→ **What is expected**: Wherever the string "Company" appears in the listing, copy that line.

— begin —

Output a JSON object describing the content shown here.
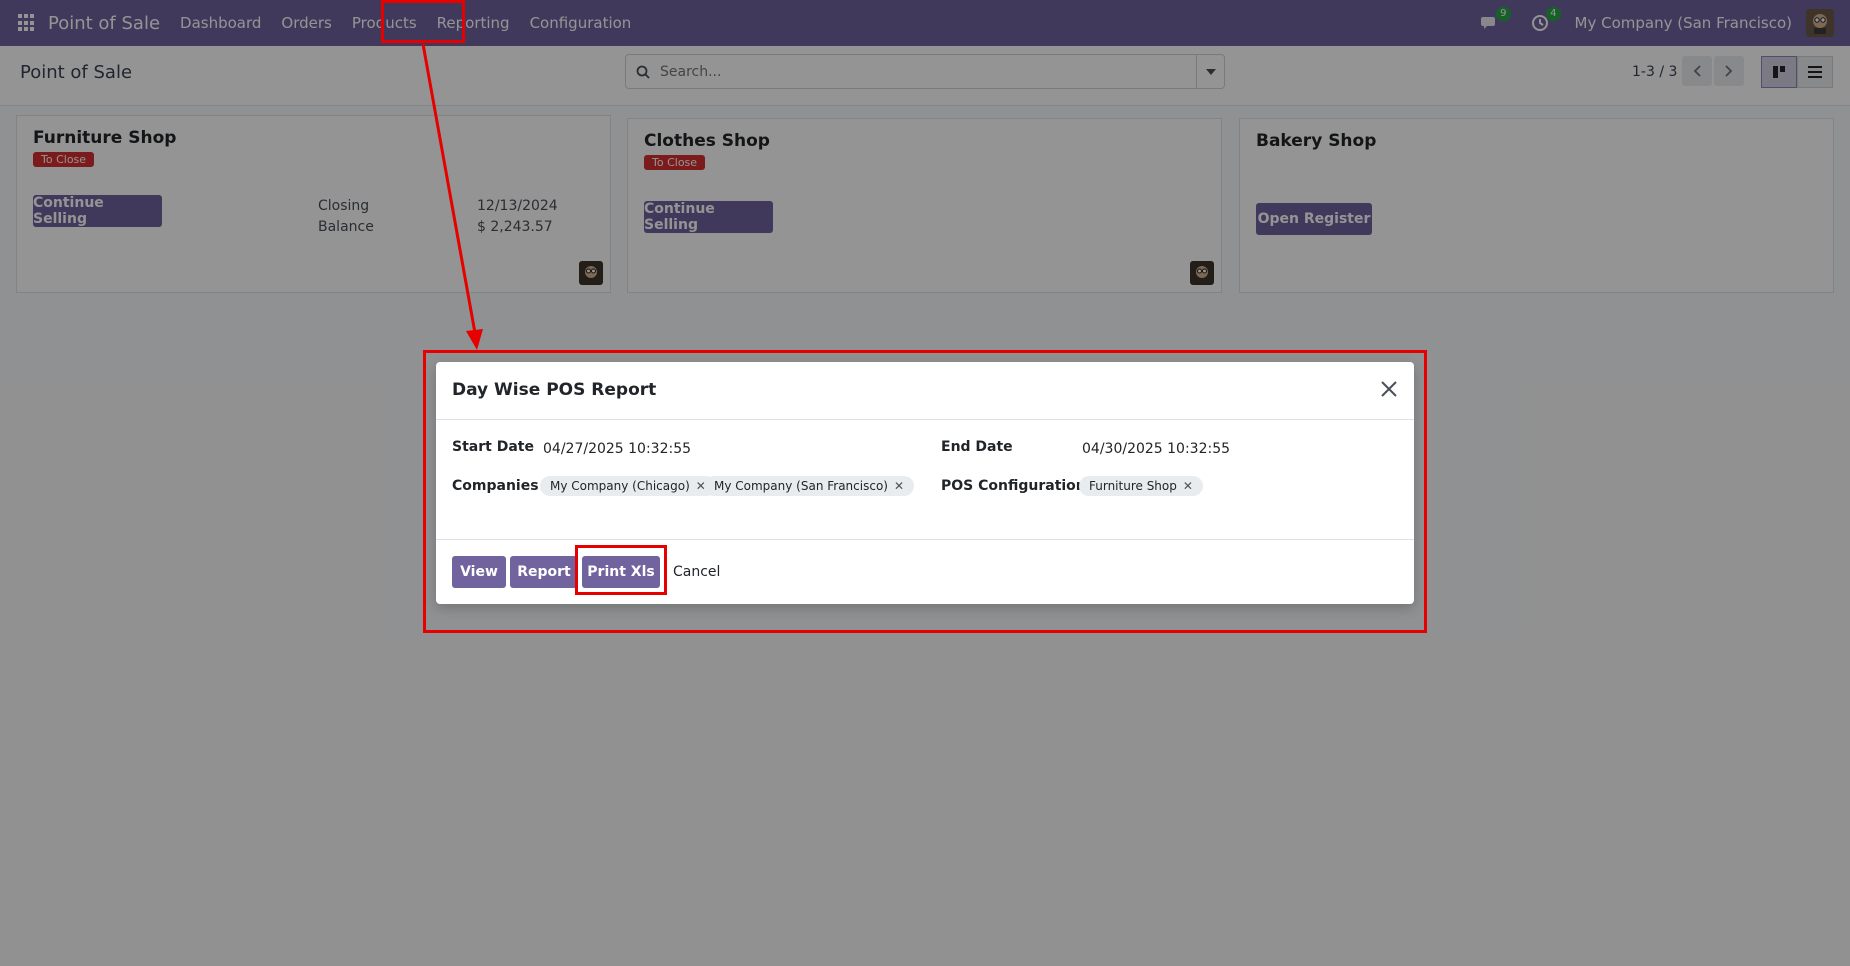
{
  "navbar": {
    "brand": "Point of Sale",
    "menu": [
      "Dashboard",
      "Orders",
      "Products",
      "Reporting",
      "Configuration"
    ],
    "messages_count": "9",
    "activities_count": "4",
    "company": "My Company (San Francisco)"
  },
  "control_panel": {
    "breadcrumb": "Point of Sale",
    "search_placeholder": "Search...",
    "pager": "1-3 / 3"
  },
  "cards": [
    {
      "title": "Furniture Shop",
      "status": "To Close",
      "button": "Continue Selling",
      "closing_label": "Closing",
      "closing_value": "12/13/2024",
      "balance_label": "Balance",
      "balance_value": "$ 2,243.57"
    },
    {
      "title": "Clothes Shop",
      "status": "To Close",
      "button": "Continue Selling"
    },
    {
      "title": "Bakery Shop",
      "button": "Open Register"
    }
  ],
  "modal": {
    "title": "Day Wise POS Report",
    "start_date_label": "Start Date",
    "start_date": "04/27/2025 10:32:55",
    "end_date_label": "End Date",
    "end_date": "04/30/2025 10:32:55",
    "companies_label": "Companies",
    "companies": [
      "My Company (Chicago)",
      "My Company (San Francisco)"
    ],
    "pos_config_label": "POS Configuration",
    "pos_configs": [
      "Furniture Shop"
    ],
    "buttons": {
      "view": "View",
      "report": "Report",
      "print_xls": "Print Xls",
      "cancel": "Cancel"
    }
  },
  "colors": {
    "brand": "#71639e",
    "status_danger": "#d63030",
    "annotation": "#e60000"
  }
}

— end —

→ **Response**:
    "company": "My Company (San Francisco)"
      "My Company (Chicago)",
      "My Company (San Francisco)"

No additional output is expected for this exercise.